THE PROBLEM:
Among the entries below, find the lines with "częstotliwości" and copy them.

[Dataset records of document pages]
------------------------------------------------------------

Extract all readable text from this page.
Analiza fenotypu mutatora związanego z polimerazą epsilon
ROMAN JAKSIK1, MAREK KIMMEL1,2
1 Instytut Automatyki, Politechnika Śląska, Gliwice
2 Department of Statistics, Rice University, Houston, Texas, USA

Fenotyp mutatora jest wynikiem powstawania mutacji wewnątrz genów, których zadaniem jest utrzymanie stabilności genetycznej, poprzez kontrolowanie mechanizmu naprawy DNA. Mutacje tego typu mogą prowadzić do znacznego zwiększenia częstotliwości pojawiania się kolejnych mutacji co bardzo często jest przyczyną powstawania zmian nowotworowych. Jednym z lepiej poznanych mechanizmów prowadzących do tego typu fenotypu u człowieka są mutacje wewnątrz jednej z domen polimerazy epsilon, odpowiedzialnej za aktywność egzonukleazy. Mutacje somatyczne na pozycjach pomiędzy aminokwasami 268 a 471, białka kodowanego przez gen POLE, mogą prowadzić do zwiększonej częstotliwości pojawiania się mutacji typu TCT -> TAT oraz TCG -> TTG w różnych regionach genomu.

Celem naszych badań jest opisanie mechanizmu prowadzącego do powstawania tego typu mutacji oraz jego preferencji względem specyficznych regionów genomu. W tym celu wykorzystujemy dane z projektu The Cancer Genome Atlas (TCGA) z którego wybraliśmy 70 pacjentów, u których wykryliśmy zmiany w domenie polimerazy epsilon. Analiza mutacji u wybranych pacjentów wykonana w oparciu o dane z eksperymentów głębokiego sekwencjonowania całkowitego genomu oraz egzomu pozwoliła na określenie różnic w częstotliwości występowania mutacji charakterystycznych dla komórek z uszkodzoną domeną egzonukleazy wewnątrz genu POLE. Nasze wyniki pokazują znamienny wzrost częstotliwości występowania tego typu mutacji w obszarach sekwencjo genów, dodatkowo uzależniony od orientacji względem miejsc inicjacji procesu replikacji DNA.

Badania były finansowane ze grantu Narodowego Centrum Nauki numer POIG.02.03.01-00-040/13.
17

------------------------------------------------------------

YOUR SOLUTION:
Fenotyp mutatora jest wynikiem powstawania mutacji wewnątrz genów, których zadaniem jest utrzymanie stabilności genetycznej, poprzez kontrolowanie mechanizmu naprawy DNA. Mutacje tego typu mogą prowadzić do znacznego zwiększenia częstotliwości pojawiania się kolejnych mutacji co bardzo często jest przyczyną powstawania zmian nowotworowych. Jednym z lepiej poznanych mechanizmów prowadzących do tego typu fenotypu u człowieka są mutacje wewnątrz jednej z domen polimerazy epsilon, odpowiedzialnej za aktywność egzonukleazy. Mutacje somatyczne na pozycjach pomiędzy aminokwasami 268 a 471, białka kodowanego przez gen POLE, mogą prowadzić do zwiększonej częstotliwości pojawiania się mutacji typu TCT -> TAT oraz TCG -> TTG w różnych regionach genomu.
Celem naszych badań jest opisanie mechanizmu prowadzącego do powstawania tego typu mutacji oraz jego preferencji względem specyficznych regionów genomu. W tym celu wykorzystujemy dane z projektu The Cancer Genome Atlas (TCGA) z którego wybraliśmy 70 pacjentów, u których wykryliśmy zmiany w domenie polimerazy epsilon. Analiza mutacji u wybranych pacjentów wykonana w oparciu o dane z eksperymentów głębokiego sekwencjonowania całkowitego genomu oraz egzomu pozwoliła na określenie różnic w częstotliwości występowania mutacji charakterystycznych dla komórek z uszkodzoną domeną egzonukleazy wewnątrz genu POLE. Nasze wyniki pokazują znamienny wzrost częstotliwości występowania tego typu mutacji w obszarach sekwencjo genów, dodatkowo uzależniony od orientacji względem miejsc inicjacji procesu replikacji DNA.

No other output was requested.